Problem requirements —
Could you write out all of the lines below word for word, omitting the pictures?

Visual layout annotation data
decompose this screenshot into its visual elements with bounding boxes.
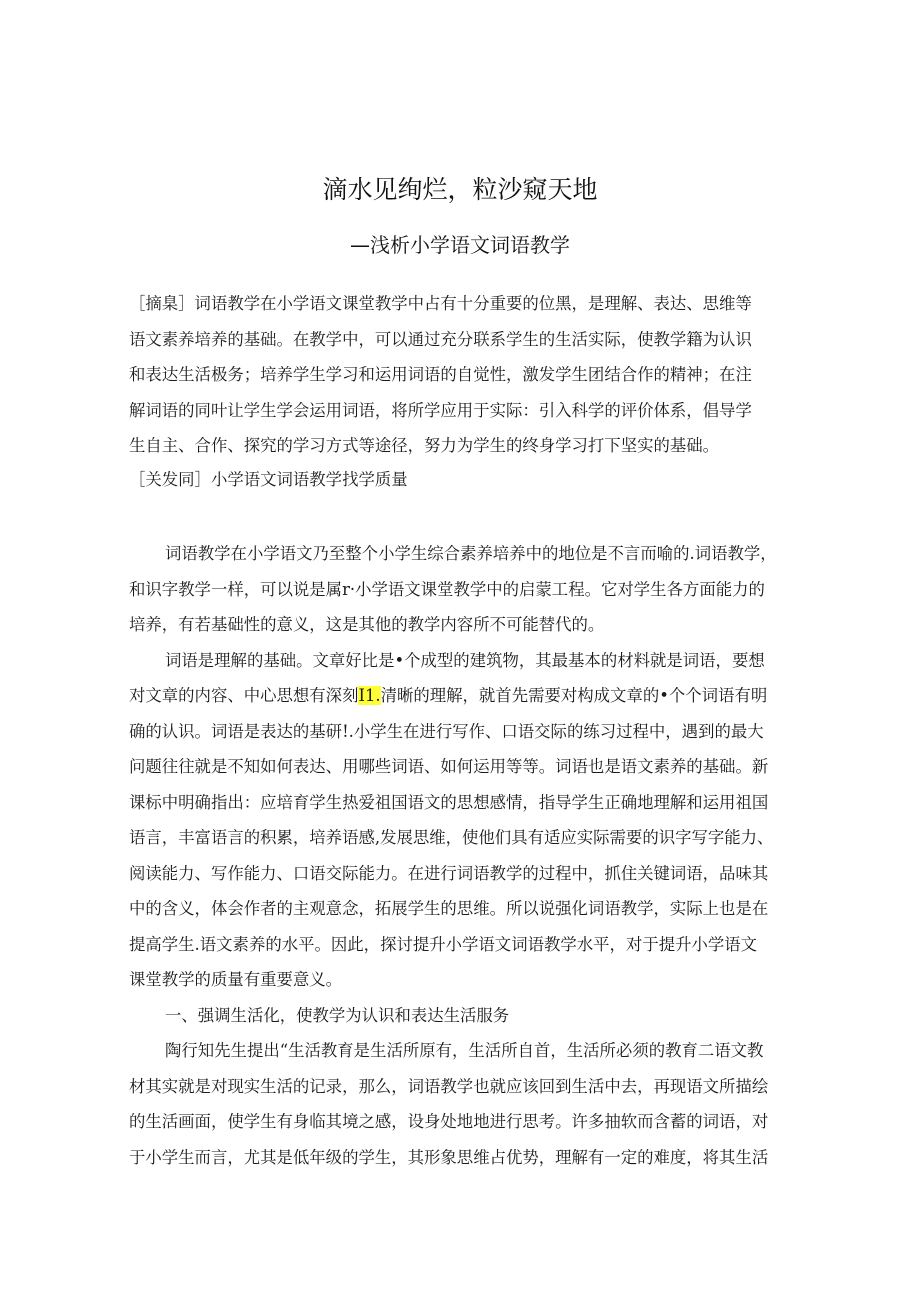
paragraph-line: 于小学生而言，尤其是低年级的学生，其形象思维占优势，理解有一定的难度，将其生活: [129, 1147, 769, 1167]
paragraph-line: 中的含义，体会作者的主观意念，拓展学生的思维。所以说强化词语教学，实际上也是在: [129, 899, 769, 918]
document-title: 滴水见绚烂，粒沙窥天地: [322, 175, 598, 204]
paragraph-line: 词语是理解的基础。文章好比是•个成型的建筑物，其最基本的材料就是词语，要想: [165, 650, 765, 670]
abstract-line: 和表达生活极务；培养学生学习和运用词语的自觉性，激发学生团结合作的精神；在注: [129, 365, 752, 384]
paragraph-line: 阅读能力、写作能力、口语交际能力。在进行词语教学的过程中，抓住关键词语，品味其: [129, 863, 769, 883]
paragraph-line: 陶行知先生提出“生活教育是生活所原有，生活所自首，生活所必须的教育二语文教: [165, 1041, 764, 1060]
paragraph-line: 的生活画面，使学生有身临其境之感，设身处地地进行思考。许多抽软而含蓄的词语，对: [129, 1112, 769, 1131]
paragraph-line: 课标中明确指出：应培育学生热爱祖国语文的思想感情，指导学生正确地理解和运用祖国: [129, 792, 769, 812]
abstract-line: ［摘臬］词语教学在小学语文课堂教学中占有十分重要的位黑，是理解、表达、思维等: [129, 294, 752, 313]
keywords-line: ［关发同］小学语文词语教学找学质量: [129, 470, 408, 489]
paragraph-line: 和识字教学一样，可以说是属r·小学语文课堂教学中的启蒙工程。它对学生各方面能力的: [129, 579, 765, 599]
body-text: [129, 536, 793, 1175]
paragraph-line: 提高学生.语文素养的水平。因此，探讨提升小学语文词语教学水平，对于提升小学语文: [129, 934, 758, 954]
abstract-line: 解词语的同叶让学生学会运用词语，将所学应用于实际：引入科学的评价体系，倡导学: [129, 400, 752, 420]
paragraph-line: 课堂教学的质量有重要意义。: [129, 970, 343, 989]
text-segment: 对文章的内容、中心思想有深刻: [129, 686, 359, 705]
document-subtitle: —浅析小学语文词语教学: [350, 233, 570, 257]
paragraph-line: 语言，丰富语言的积累，培养语感,发展思维，使他们具有适应实际需要的识字写字能力、: [129, 828, 774, 847]
text-segment: 清晰的理解，就首先需要对构成文章的•个个词语有明: [380, 686, 768, 705]
paragraph-line: 材其实就是对现实生活的记录，那么，词语教学也就应该回到生活中去，再现语文所描绘: [129, 1076, 769, 1096]
highlighted-text: I1.: [358, 686, 381, 705]
abstract-line: 语文素养培养的基础。在教学中，可以通过充分联系学生的生活实际，使教学籍为认识: [129, 329, 752, 349]
abstract-section: [129, 286, 793, 464]
paragraph-line-with-highlight: [129, 678, 793, 714]
abstract-line: 生自主、合作、探究的学习方式等途径，努力为学生的终身学习打下坚实的基础。: [129, 436, 720, 455]
keywords-section: [129, 462, 793, 498]
section-heading: 一、强调生活化，使教学为认识和表达生活服务: [165, 1005, 510, 1025]
paragraph-line: 培养，有若基础性的意义，这是其他的教学内容所不可能替代的。: [129, 615, 605, 634]
paragraph-line: 词语教学在小学语文乃至整个小学生综合素养培养中的地位是不言而喻的.词语教学，: [165, 544, 777, 563]
paragraph-line: 确的认识。词语是表达的基研!.小学生在进行写作、口语交际的练习过程中，遇到的最大: [129, 721, 764, 741]
paragraph-line: 问题往往就是不知如何表达、用哪些词语、如何运用等等。词语也是语文素养的基础。新: [129, 757, 769, 776]
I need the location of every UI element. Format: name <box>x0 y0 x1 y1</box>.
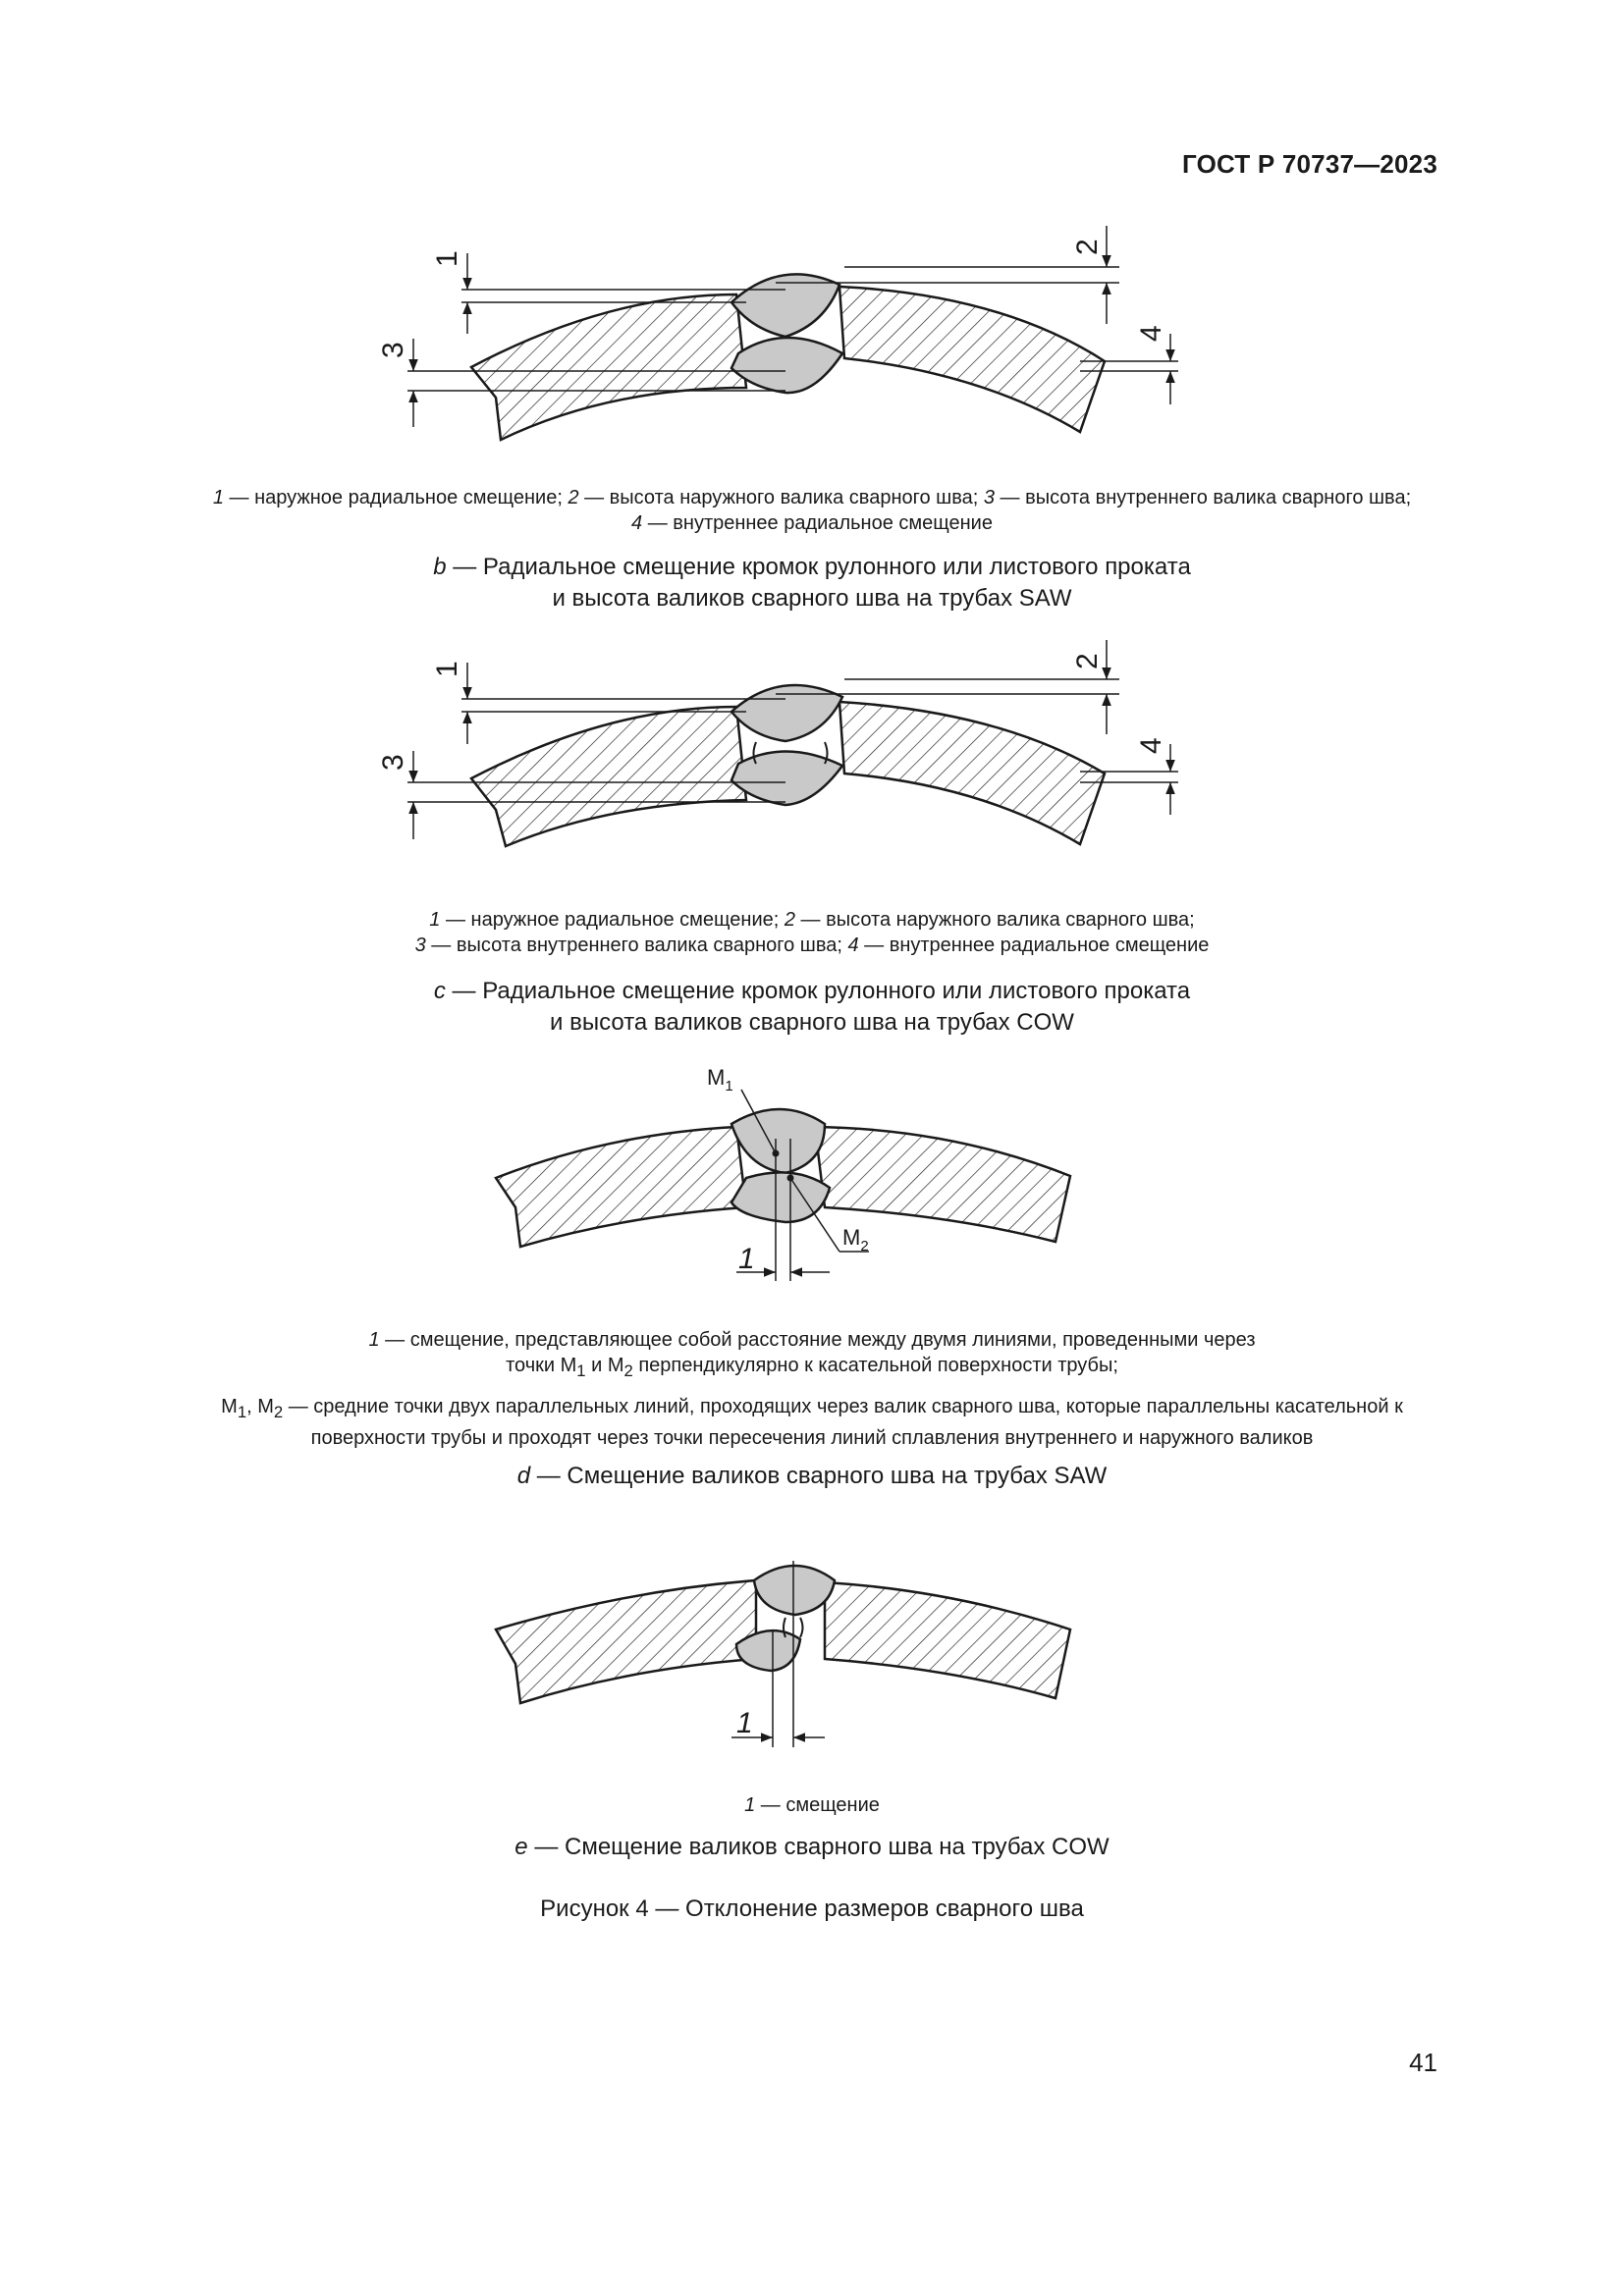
outer-weld-bead-d <box>731 1109 825 1173</box>
label-1-e: 1 <box>736 1707 753 1739</box>
pipe-wall-right-b <box>839 287 1105 432</box>
label-2-b: 2 <box>1071 239 1104 255</box>
outer-weld-bead-e <box>754 1566 835 1615</box>
figure-c-drawing <box>0 638 1624 864</box>
pipe-wall-left-d <box>496 1127 746 1247</box>
legend-d: 1 — смещение, представляющее собой расстояние между двумя линиями, проведенными через точки $M_1$ и $M_2$ перпендикулярно к касательной поверхности трубы; <box>368 1329 1256 1380</box>
standard-header: ГОСТ Р 70737—2023 <box>1182 149 1437 179</box>
label-4-c: 4 <box>1135 737 1167 754</box>
figure-e-drawing <box>0 1551 1624 1757</box>
label-3-b: 3 <box>377 342 409 358</box>
pipe-wall-right-c <box>839 702 1105 844</box>
caption-d: d — Смещение валиков сварного шва на трубах SAW <box>516 1463 1108 1489</box>
figure-d-drawing <box>0 1055 1624 1286</box>
label-m1: $M_1$ <box>707 1065 733 1095</box>
label-1-d: 1 <box>738 1243 755 1275</box>
pipe-wall-right-e <box>825 1582 1070 1698</box>
caption-b: b — Радиальное смещение кромок рулонного или листового проката и высота валиков сварного шва на трубах SAW <box>433 554 1191 612</box>
label-1-c: 1 <box>431 661 463 677</box>
inner-weld-bead-b <box>731 338 842 393</box>
figure-title: Рисунок 4 — Отклонение размеров сварного шва <box>540 1896 1084 1922</box>
page-number: 41 <box>1409 2048 1437 2077</box>
outer-weld-bead-b <box>731 274 839 337</box>
pipe-wall-left-e <box>496 1580 756 1703</box>
label-3-c: 3 <box>377 754 409 771</box>
label-m2: $M_2$ <box>842 1225 869 1255</box>
legend-b: 1 — наружное радиальное смещение; 2 — высота наружного валика сварного шва; 3 — высота внутреннего валика сварного шва; 4 — внутреннее радиальное смещение <box>212 487 1412 534</box>
label-2-c: 2 <box>1071 653 1104 669</box>
legend-d-points: $M_1$, $M_2$ — средние точки двух параллельных линий, проходящих через валик сварного шва, которые параллельны касательной к поверхности трубы и проходят через точки пересечения линий сплавления внутреннего и наружного валиков <box>221 1396 1403 1449</box>
figure-b-drawing <box>0 221 1624 456</box>
caption-e: e — Смещение валиков сварного шва на трубах COW <box>514 1834 1110 1860</box>
label-4-b: 4 <box>1135 325 1167 342</box>
caption-c: c — Радиальное смещение кромок рулонного или листового проката и высота валиков сварного шва на трубах COW <box>433 978 1191 1036</box>
legend-e: 1 — смещение <box>744 1794 880 1816</box>
pipe-wall-left-b <box>471 294 746 440</box>
pipe-wall-left-c <box>471 707 746 846</box>
legend-c: 1 — наружное радиальное смещение; 2 — высота наружного валика сварного шва; 3 — высота внутреннего валика сварного шва; 4 — внутреннее радиальное смещение <box>414 909 1210 956</box>
label-1-b: 1 <box>431 250 463 267</box>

Task output —
decompose this screenshot into its visual elements with bounding boxes.
paragraph-line: 于小学生而言，尤其是低年级的学生，其形象思维占优势，理解有一定的难度，将其生活: [129, 1147, 769, 1167]
paragraph-line: 中的含义，体会作者的主观意念，拓展学生的思维。所以说强化词语教学，实际上也是在: [129, 899, 769, 918]
document-title: 滴水见绚烂，粒沙窥天地: [322, 175, 598, 204]
paragraph-line: 词语是理解的基础。文章好比是•个成型的建筑物，其最基本的材料就是词语，要想: [165, 650, 765, 670]
abstract-line: 和表达生活极务；培养学生学习和运用词语的自觉性，激发学生团结合作的精神；在注: [129, 365, 752, 384]
paragraph-line: 阅读能力、写作能力、口语交际能力。在进行词语教学的过程中，抓住关键词语，品味其: [129, 863, 769, 883]
paragraph-line: 陶行知先生提出“生活教育是生活所原有，生活所自首，生活所必须的教育二语文教: [165, 1041, 764, 1060]
paragraph-line: 的生活画面，使学生有身临其境之感，设身处地地进行思考。许多抽软而含蓄的词语，对: [129, 1112, 769, 1131]
paragraph-line: 课标中明确指出：应培育学生热爱祖国语文的思想感情，指导学生正确地理解和运用祖国: [129, 792, 769, 812]
abstract-line: ［摘臬］词语教学在小学语文课堂教学中占有十分重要的位黑，是理解、表达、思维等: [129, 294, 752, 313]
keywords-line: ［关发同］小学语文词语教学找学质量: [129, 470, 408, 489]
paragraph-line: 和识字教学一样，可以说是属r·小学语文课堂教学中的启蒙工程。它对学生各方面能力的: [129, 579, 765, 599]
body-text: [129, 536, 793, 1175]
paragraph-line: 提高学生.语文素养的水平。因此，探讨提升小学语文词语教学水平，对于提升小学语文: [129, 934, 758, 954]
abstract-line: 解词语的同叶让学生学会运用词语，将所学应用于实际：引入科学的评价体系，倡导学: [129, 400, 752, 420]
paragraph-line: 课堂教学的质量有重要意义。: [129, 970, 343, 989]
text-segment: 对文章的内容、中心思想有深刻: [129, 686, 359, 705]
document-subtitle: —浅析小学语文词语教学: [350, 233, 570, 257]
paragraph-line: 语言，丰富语言的积累，培养语感,发展思维，使他们具有适应实际需要的识字写字能力、: [129, 828, 774, 847]
text-segment: 清晰的理解，就首先需要对构成文章的•个个词语有明: [380, 686, 768, 705]
paragraph-line: 材其实就是对现实生活的记录，那么，词语教学也就应该回到生活中去，再现语文所描绘: [129, 1076, 769, 1096]
highlighted-text: I1.: [358, 686, 381, 705]
abstract-line: 语文素养培养的基础。在教学中，可以通过充分联系学生的生活实际，使教学籍为认识: [129, 329, 752, 349]
abstract-section: [129, 286, 793, 464]
paragraph-line-with-highlight: [129, 678, 793, 714]
abstract-line: 生自主、合作、探究的学习方式等途径，努力为学生的终身学习打下坚实的基础。: [129, 436, 720, 455]
keywords-section: [129, 462, 793, 498]
section-heading: 一、强调生活化，使教学为认识和表达生活服务: [165, 1005, 510, 1025]
paragraph-line: 培养，有若基础性的意义，这是其他的教学内容所不可能替代的。: [129, 615, 605, 634]
paragraph-line: 词语教学在小学语文乃至整个小学生综合素养培养中的地位是不言而喻的.词语教学，: [165, 544, 777, 563]
paragraph-line: 确的认识。词语是表达的基研!.小学生在进行写作、口语交际的练习过程中，遇到的最大: [129, 721, 764, 741]
paragraph-line: 问题往往就是不知如何表达、用哪些词语、如何运用等等。词语也是语文素养的基础。新: [129, 757, 769, 776]
I need the location of every UI element. Format: name <box>x0 y0 x1 y1</box>.
outer-weld-bead-d <box>731 1109 825 1173</box>
label-1-e: 1 <box>736 1707 753 1739</box>
pipe-wall-right-b <box>839 287 1105 432</box>
label-2-b: 2 <box>1071 239 1104 255</box>
outer-weld-bead-e <box>754 1566 835 1615</box>
figure-c-drawing <box>0 638 1624 864</box>
pipe-wall-left-d <box>496 1127 746 1247</box>
legend-d: 1 — смещение, представляющее собой расстояние между двумя линиями, проведенными через точки $M_1$ и $M_2$ перпендикулярно к касательной поверхности трубы; <box>368 1329 1256 1380</box>
standard-header: ГОСТ Р 70737—2023 <box>1182 149 1437 179</box>
label-4-c: 4 <box>1135 737 1167 754</box>
figure-e-drawing <box>0 1551 1624 1757</box>
label-3-b: 3 <box>377 342 409 358</box>
pipe-wall-right-c <box>839 702 1105 844</box>
caption-d: d — Смещение валиков сварного шва на трубах SAW <box>516 1463 1108 1489</box>
figure-d-drawing <box>0 1055 1624 1286</box>
label-m1: $M_1$ <box>707 1065 733 1095</box>
label-1-d: 1 <box>738 1243 755 1275</box>
pipe-wall-right-e <box>825 1582 1070 1698</box>
caption-b: b — Радиальное смещение кромок рулонного или листового проката и высота валиков сварного шва на трубах SAW <box>433 554 1191 612</box>
label-1-c: 1 <box>431 661 463 677</box>
inner-weld-bead-b <box>731 338 842 393</box>
figure-title: Рисунок 4 — Отклонение размеров сварного шва <box>540 1896 1084 1922</box>
page-number: 41 <box>1409 2048 1437 2077</box>
outer-weld-bead-b <box>731 274 839 337</box>
pipe-wall-left-e <box>496 1580 756 1703</box>
label-3-c: 3 <box>377 754 409 771</box>
label-m2: $M_2$ <box>842 1225 869 1255</box>
legend-b: 1 — наружное радиальное смещение; 2 — высота наружного валика сварного шва; 3 — высота внутреннего валика сварного шва; 4 — внутреннее радиальное смещение <box>212 487 1412 534</box>
label-2-c: 2 <box>1071 653 1104 669</box>
legend-d-points: $M_1$, $M_2$ — средние точки двух параллельных линий, проходящих через валик сварного шва, которые параллельны касательной к поверхности трубы и проходят через точки пересечения линий сплавления внутреннего и наружного валиков <box>221 1396 1403 1449</box>
figure-b-drawing <box>0 221 1624 456</box>
caption-e: e — Смещение валиков сварного шва на трубах COW <box>514 1834 1110 1860</box>
label-4-b: 4 <box>1135 325 1167 342</box>
caption-c: c — Радиальное смещение кромок рулонного или листового проката и высота валиков сварного шва на трубах COW <box>433 978 1191 1036</box>
legend-e: 1 — смещение <box>744 1794 880 1816</box>
pipe-wall-left-b <box>471 294 746 440</box>
pipe-wall-left-c <box>471 707 746 846</box>
legend-c: 1 — наружное радиальное смещение; 2 — высота наружного валика сварного шва; 3 — высота внутреннего валика сварного шва; 4 — внутреннее радиальное смещение <box>414 909 1210 956</box>
label-1-b: 1 <box>431 250 463 267</box>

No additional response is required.